REQUIREMENT: Copy out every one of the items below line for line, without changes, and leave out the pictures.

SUPPLIED INFORMATION:
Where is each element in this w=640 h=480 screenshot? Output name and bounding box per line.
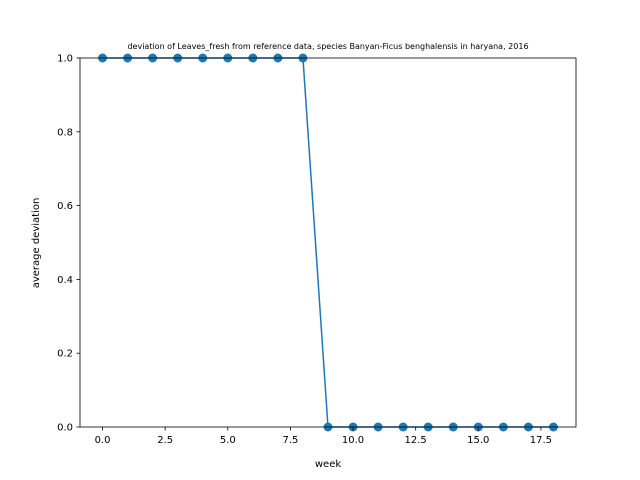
y-axis: 0.0 0.2 0.4 0.6 0.8 1.0 xyxy=(57,54,80,434)
x-tick-label: 2.5 xyxy=(157,435,173,446)
plot-frame xyxy=(79,57,577,428)
chart-title: deviation of Leaves_fresh from reference… xyxy=(127,42,528,51)
x-axis: 0.0 2.5 5.0 7.5 10.0 12.5 15.0 17.5 xyxy=(95,427,552,446)
y-tick-label: 0.0 xyxy=(57,423,73,434)
x-tick-label: 12.5 xyxy=(405,435,427,446)
y-tick-label: 0.4 xyxy=(57,275,73,286)
y-axis-label: average deviation xyxy=(31,198,42,289)
x-tick-label: 7.5 xyxy=(282,435,298,446)
x-tick-label: 17.5 xyxy=(530,435,552,446)
y-tick-label: 0.6 xyxy=(57,201,73,212)
x-tick-label: 10.0 xyxy=(342,435,364,446)
y-tick-label: 1.0 xyxy=(57,54,73,65)
x-tick-label: 5.0 xyxy=(220,435,236,446)
x-tick-label: 15.0 xyxy=(467,435,489,446)
x-axis-label: week xyxy=(315,459,341,470)
y-tick-label: 0.2 xyxy=(57,349,73,360)
y-tick-label: 0.8 xyxy=(57,127,73,138)
x-tick-label: 0.0 xyxy=(95,435,111,446)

EXERCISE ANSWER:
Where is each element in this w=640 h=480 screenshot? Output name and bounding box per line.
y-axis: 0.0 0.2 0.4 0.6 0.8 1.0 xyxy=(57,54,80,434)
x-tick-label: 2.5 xyxy=(157,435,173,446)
plot-frame xyxy=(79,57,577,428)
chart-title: deviation of Leaves_fresh from reference… xyxy=(127,42,528,51)
x-axis: 0.0 2.5 5.0 7.5 10.0 12.5 15.0 17.5 xyxy=(95,427,552,446)
y-tick-label: 0.0 xyxy=(57,423,73,434)
x-tick-label: 12.5 xyxy=(405,435,427,446)
y-tick-label: 0.4 xyxy=(57,275,73,286)
y-axis-label: average deviation xyxy=(31,198,42,289)
x-tick-label: 7.5 xyxy=(282,435,298,446)
x-tick-label: 17.5 xyxy=(530,435,552,446)
y-tick-label: 0.6 xyxy=(57,201,73,212)
x-tick-label: 10.0 xyxy=(342,435,364,446)
y-tick-label: 1.0 xyxy=(57,54,73,65)
x-tick-label: 5.0 xyxy=(220,435,236,446)
x-tick-label: 15.0 xyxy=(467,435,489,446)
x-axis-label: week xyxy=(315,459,341,470)
y-tick-label: 0.2 xyxy=(57,349,73,360)
y-tick-label: 0.8 xyxy=(57,127,73,138)
x-tick-label: 0.0 xyxy=(95,435,111,446)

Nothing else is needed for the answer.